-------- Documento de origem --------

Sinopse
Sobre face é uma série de desenhos a pincel, ora em tom caricato, ora realista, que comentam perfis das redes sociais a partir das imagens publicadas pelos usuários. Essas publicações dão origem a uma espécie de população de seres, que são tratados aqui como personagens, porque descreverem comportamentos diversos que nem sempre correspondem às pessoas representadas.
Texto de Gabriel Bechara
Sobre face
No início, o artista da pré-história teve receio de representar a face humana. A “Venus de Willendorf” é apenas um desses exemplos que se repetiram por toda a Europa.A primeira face realista representada foi a dos animais.Quando o homem aparece de forma mais nítida, ganha a imagem de um xamã dançando com cabeça de veado.No mundo antigo, a face humana esteve quase sempre representada sob a forma esquemática, como nas culturas do crescente fértil ou idealizadas, como na cultura clássica.A imagem realista do escriba sentado, ícone do Departamento de Antiguidades Egípcias do Museu do Louvre, foi concebida apenas para a escuridão da tumba. Só no helenismo e na arte romana é que o retrato foi apresentado sem receio, expressão de uma sociedade que se laicizava com predomínio de mercadores.O fundamentalismo judaico-cristão e islâmico fez recuar essa via, trazendo de volta a imagem esquemática, quando não, a sua obsessiva proibição, interdição e iconoclastia. Afinal, a imagem do ser singular se reporta à liberdade individual e isso era visto pelos modelos fundamentalistas-totalitários, como um grave perigo, não apenas à tradição, mas ao controle das pessoas e da comunidade como um todo.

-------- Trechos dos registros --------

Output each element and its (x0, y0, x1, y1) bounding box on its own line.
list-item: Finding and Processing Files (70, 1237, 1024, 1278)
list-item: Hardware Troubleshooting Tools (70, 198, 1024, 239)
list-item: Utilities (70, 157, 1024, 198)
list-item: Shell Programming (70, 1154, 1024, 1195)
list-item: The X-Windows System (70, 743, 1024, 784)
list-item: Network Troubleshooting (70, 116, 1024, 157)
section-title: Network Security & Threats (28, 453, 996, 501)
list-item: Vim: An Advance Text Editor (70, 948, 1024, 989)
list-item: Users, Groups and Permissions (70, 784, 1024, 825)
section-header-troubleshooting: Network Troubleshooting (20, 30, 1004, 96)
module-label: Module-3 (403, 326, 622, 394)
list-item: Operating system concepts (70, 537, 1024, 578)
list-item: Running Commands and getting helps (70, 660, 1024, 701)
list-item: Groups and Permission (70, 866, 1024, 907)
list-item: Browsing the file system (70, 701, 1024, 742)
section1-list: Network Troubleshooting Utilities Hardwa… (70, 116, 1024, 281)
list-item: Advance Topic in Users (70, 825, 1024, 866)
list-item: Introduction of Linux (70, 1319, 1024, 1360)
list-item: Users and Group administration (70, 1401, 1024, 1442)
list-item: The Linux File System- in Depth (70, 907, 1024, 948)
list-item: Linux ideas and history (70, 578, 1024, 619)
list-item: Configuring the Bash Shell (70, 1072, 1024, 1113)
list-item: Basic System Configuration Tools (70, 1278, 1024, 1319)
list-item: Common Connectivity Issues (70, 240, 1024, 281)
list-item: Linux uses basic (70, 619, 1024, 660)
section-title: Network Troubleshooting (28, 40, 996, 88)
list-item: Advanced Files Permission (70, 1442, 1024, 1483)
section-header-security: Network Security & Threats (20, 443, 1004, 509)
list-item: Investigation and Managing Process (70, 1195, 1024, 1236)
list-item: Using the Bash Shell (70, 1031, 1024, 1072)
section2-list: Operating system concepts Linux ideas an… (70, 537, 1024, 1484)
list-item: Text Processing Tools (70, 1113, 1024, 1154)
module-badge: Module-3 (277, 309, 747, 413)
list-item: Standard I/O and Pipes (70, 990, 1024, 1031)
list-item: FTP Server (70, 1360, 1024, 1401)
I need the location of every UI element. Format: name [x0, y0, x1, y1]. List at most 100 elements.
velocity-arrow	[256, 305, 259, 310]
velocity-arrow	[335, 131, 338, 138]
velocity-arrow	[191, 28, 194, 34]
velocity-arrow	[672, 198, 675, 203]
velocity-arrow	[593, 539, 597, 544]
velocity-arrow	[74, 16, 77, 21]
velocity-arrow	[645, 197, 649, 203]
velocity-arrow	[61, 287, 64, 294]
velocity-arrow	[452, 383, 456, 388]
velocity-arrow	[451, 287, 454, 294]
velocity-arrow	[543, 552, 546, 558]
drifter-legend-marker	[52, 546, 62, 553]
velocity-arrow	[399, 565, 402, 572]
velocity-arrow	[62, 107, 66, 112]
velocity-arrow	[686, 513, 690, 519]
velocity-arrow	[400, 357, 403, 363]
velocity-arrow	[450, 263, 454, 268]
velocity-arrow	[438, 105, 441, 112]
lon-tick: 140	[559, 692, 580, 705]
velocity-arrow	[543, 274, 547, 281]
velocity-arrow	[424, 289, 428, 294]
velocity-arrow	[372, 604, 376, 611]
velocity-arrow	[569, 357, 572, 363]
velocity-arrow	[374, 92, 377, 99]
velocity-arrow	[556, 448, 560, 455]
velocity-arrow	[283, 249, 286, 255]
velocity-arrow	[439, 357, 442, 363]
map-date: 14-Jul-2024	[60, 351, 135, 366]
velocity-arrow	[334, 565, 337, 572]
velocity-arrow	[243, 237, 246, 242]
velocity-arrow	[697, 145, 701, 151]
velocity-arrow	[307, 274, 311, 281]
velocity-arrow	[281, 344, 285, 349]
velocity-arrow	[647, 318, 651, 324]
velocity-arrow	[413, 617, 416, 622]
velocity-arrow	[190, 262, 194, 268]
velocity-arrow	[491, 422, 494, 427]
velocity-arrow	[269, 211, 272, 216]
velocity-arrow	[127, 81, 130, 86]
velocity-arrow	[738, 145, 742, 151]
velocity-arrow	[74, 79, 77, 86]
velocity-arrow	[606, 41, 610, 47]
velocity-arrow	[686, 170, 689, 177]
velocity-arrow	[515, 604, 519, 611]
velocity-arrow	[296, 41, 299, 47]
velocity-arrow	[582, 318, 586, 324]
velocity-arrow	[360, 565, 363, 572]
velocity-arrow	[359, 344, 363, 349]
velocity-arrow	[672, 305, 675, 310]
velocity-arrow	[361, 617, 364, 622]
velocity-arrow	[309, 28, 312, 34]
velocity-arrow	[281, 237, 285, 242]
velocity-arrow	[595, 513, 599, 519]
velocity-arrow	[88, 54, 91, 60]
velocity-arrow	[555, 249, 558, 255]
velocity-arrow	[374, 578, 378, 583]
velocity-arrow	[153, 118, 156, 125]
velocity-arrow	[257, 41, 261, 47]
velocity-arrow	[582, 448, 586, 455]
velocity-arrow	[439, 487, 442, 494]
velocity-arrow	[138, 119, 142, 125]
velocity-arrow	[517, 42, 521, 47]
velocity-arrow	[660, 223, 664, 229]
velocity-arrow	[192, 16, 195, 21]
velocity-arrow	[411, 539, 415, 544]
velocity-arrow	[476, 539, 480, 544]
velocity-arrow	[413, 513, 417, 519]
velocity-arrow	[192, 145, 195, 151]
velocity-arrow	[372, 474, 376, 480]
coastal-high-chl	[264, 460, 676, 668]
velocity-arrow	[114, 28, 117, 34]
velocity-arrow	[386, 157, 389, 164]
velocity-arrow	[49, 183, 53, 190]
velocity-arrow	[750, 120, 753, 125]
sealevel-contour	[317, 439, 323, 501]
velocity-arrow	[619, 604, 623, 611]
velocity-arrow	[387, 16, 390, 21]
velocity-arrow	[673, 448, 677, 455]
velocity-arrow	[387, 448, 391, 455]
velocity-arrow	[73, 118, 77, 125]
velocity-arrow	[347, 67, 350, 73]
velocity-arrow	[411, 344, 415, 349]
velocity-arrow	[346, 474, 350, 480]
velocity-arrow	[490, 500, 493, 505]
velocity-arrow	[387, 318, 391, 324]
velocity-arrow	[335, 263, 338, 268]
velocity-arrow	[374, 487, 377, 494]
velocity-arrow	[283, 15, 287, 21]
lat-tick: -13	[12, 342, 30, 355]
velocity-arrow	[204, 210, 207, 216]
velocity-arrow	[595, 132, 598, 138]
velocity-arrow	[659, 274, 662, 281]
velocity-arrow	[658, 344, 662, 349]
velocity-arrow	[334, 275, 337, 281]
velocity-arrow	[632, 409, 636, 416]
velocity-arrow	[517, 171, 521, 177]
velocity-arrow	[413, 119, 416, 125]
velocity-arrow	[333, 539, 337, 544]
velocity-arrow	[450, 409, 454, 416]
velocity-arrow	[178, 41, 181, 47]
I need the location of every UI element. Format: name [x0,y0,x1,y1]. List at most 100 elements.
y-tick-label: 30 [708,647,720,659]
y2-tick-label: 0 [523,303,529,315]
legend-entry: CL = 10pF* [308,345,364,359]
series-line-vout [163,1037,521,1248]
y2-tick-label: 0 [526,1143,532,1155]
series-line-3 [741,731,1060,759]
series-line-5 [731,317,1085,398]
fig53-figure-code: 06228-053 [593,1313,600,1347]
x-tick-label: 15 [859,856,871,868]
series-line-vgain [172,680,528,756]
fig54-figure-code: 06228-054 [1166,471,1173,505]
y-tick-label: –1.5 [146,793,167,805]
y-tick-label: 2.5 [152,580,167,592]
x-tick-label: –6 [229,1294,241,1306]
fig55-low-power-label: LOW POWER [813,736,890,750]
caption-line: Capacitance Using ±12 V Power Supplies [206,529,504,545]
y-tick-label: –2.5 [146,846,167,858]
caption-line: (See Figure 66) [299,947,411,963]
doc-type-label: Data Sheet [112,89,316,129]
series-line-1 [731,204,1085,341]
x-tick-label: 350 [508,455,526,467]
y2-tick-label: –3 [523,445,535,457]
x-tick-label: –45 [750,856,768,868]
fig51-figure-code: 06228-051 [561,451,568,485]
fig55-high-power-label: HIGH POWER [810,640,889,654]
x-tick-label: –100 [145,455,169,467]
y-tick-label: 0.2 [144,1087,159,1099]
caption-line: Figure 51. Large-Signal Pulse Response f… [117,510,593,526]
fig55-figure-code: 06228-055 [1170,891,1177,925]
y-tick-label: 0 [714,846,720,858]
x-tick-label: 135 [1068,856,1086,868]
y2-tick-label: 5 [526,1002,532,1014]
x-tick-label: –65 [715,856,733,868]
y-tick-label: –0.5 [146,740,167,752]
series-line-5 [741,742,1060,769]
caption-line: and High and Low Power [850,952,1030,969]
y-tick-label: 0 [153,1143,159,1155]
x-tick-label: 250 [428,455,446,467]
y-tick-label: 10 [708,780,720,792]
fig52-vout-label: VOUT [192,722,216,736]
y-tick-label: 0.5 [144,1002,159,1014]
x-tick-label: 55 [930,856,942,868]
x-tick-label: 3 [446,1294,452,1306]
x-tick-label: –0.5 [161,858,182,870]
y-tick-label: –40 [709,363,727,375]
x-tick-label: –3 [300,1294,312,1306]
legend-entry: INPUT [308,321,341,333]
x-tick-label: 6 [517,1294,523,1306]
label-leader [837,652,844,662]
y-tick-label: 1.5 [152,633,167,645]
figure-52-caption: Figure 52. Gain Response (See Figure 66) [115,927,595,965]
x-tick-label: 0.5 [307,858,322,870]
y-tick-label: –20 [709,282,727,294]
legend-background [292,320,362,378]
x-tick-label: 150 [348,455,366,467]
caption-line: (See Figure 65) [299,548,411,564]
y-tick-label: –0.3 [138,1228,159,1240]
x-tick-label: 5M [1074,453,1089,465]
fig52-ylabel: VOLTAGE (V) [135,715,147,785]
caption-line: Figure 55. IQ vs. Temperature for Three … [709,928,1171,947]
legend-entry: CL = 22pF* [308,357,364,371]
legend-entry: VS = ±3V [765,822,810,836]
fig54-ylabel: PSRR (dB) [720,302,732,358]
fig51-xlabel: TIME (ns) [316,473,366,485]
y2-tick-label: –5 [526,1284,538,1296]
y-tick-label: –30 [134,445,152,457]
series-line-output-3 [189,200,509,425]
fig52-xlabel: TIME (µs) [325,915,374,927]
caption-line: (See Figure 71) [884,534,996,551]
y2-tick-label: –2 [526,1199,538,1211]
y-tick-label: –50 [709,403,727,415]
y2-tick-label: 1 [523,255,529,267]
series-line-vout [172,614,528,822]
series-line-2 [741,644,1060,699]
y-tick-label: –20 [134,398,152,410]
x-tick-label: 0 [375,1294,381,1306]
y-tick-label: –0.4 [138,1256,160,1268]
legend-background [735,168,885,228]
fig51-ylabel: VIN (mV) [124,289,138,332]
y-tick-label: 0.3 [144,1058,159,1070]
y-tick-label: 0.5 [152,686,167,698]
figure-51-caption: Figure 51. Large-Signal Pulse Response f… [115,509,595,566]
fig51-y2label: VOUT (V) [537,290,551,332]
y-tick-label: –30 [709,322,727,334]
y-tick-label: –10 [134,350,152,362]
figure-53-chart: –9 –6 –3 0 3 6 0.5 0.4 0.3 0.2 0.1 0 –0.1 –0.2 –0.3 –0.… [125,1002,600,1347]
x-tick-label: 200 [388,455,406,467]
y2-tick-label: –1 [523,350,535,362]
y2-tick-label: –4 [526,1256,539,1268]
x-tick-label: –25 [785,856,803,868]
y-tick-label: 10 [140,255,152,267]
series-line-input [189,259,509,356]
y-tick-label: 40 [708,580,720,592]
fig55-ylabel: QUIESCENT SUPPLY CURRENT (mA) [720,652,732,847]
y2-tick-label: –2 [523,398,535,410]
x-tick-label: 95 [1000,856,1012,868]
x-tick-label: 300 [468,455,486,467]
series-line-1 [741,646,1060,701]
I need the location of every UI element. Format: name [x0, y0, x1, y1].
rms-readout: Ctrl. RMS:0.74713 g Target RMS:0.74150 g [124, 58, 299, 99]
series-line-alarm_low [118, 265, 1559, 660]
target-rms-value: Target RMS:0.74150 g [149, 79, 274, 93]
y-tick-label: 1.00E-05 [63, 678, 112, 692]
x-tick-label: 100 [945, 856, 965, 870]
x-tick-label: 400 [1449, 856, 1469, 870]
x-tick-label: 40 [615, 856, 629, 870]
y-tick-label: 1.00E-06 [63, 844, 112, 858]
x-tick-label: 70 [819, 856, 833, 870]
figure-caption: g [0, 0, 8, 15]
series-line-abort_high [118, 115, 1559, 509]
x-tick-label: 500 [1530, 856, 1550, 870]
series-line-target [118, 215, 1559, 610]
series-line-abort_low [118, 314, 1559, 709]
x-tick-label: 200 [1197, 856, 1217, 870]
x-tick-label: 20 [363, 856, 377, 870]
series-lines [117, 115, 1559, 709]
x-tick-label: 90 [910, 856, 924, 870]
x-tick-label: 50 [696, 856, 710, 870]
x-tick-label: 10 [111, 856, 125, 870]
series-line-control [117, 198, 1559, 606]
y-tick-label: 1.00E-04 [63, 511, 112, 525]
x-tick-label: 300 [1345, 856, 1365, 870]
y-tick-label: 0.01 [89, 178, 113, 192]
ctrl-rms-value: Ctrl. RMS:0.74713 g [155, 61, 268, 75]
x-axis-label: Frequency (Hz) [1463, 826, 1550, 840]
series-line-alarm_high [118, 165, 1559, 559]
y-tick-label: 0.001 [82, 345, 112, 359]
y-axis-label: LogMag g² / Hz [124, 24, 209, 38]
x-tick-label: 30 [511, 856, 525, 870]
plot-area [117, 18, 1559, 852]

--------

[Instruções da tarefa]:
No texto "Sobre face", o que o fundamentalismo judaico-cristão e islâmico trouxe para a representação da face? Liste todos os itens citados.

[Resultado do exercício]:
- imagem esquemática
- proibição
- interdição
- iconoclastia